* start INFORMATION SUPPLIED *

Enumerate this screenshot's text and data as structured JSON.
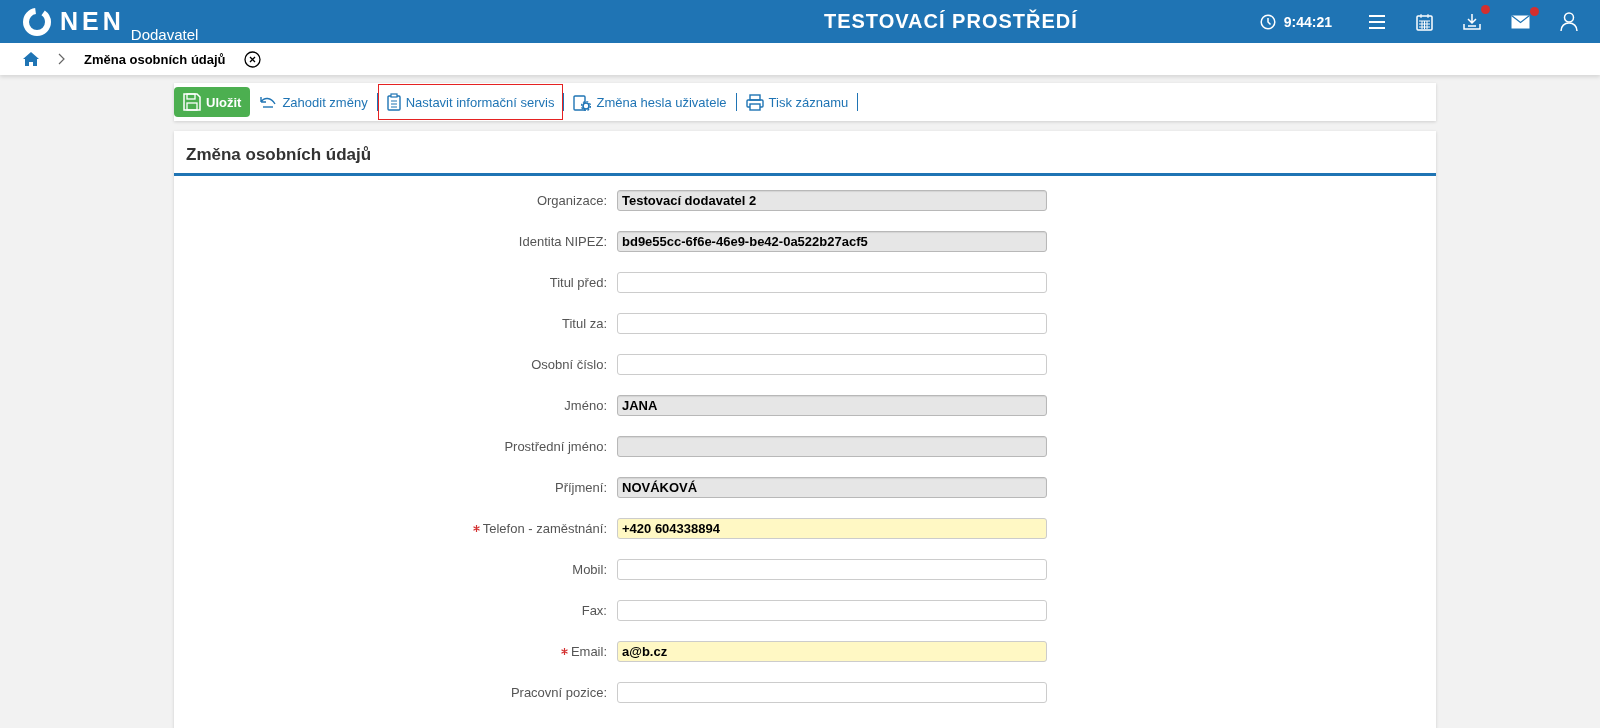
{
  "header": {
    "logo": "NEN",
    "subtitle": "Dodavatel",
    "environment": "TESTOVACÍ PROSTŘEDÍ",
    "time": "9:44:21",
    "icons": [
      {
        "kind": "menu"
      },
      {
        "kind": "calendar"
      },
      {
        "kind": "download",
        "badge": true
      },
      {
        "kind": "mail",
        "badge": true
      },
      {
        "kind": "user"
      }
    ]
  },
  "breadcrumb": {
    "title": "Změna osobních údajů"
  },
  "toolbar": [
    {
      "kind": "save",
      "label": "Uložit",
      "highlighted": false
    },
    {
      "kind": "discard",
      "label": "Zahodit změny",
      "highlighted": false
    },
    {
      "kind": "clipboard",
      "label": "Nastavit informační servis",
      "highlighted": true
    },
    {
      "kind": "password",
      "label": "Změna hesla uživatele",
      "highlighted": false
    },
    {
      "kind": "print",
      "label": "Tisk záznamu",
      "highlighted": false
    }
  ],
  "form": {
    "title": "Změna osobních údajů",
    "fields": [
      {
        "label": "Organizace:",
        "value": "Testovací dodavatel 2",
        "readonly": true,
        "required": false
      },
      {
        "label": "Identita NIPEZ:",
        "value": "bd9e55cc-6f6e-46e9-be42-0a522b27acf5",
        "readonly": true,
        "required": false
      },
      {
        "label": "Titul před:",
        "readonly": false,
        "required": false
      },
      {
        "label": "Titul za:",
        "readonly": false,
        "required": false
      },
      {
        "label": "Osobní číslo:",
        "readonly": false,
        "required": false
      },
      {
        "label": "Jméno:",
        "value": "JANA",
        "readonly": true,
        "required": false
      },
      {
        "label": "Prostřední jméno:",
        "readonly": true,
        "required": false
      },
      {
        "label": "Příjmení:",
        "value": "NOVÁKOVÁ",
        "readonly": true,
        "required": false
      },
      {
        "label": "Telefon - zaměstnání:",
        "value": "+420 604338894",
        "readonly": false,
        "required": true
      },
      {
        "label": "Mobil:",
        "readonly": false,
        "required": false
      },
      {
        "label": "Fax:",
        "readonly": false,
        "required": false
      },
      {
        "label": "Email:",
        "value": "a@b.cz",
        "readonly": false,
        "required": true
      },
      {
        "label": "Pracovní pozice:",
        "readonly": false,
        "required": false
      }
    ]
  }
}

* end INFORMATION SUPPLIED *

● WHAT THE EXERCISE ASKS
Quote the preceding listing precisely and completely, omitting its images.

● PROBLEM SOLUTION
Enumerate this screenshot's text and data as structured JSON.
{
  "header": {
    "logo": "NEN",
    "subtitle": "Dodavatel",
    "environment": "TESTOVACÍ PROSTŘEDÍ",
    "time": "9:44:21",
    "icons": [
      {
        "kind": "menu"
      },
      {
        "kind": "calendar"
      },
      {
        "kind": "download",
        "badge": true
      },
      {
        "kind": "mail",
        "badge": true
      },
      {
        "kind": "user"
      }
    ]
  },
  "breadcrumb": {
    "title": "Změna osobních údajů"
  },
  "toolbar": [
    {
      "kind": "save",
      "label": "Uložit",
      "highlighted": false
    },
    {
      "kind": "discard",
      "label": "Zahodit změny",
      "highlighted": false
    },
    {
      "kind": "clipboard",
      "label": "Nastavit informační servis",
      "highlighted": true
    },
    {
      "kind": "password",
      "label": "Změna hesla uživatele",
      "highlighted": false
    },
    {
      "kind": "print",
      "label": "Tisk záznamu",
      "highlighted": false
    }
  ],
  "form": {
    "title": "Změna osobních údajů",
    "fields": [
      {
        "label": "Organizace:",
        "value": "Testovací dodavatel 2",
        "readonly": true,
        "required": false
      },
      {
        "label": "Identita NIPEZ:",
        "value": "bd9e55cc-6f6e-46e9-be42-0a522b27acf5",
        "readonly": true,
        "required": false
      },
      {
        "label": "Titul před:",
        "readonly": false,
        "required": false
      },
      {
        "label": "Titul za:",
        "readonly": false,
        "required": false
      },
      {
        "label": "Osobní číslo:",
        "readonly": false,
        "required": false
      },
      {
        "label": "Jméno:",
        "value": "JANA",
        "readonly": true,
        "required": false
      },
      {
        "label": "Prostřední jméno:",
        "readonly": true,
        "required": false
      },
      {
        "label": "Příjmení:",
        "value": "NOVÁKOVÁ",
        "readonly": true,
        "required": false
      },
      {
        "label": "Telefon - zaměstnání:",
        "value": "+420 604338894",
        "readonly": false,
        "required": true
      },
      {
        "label": "Mobil:",
        "readonly": false,
        "required": false
      },
      {
        "label": "Fax:",
        "readonly": false,
        "required": false
      },
      {
        "label": "Email:",
        "value": "a@b.cz",
        "readonly": false,
        "required": true
      },
      {
        "label": "Pracovní pozice:",
        "readonly": false,
        "required": false
      }
    ]
  }
}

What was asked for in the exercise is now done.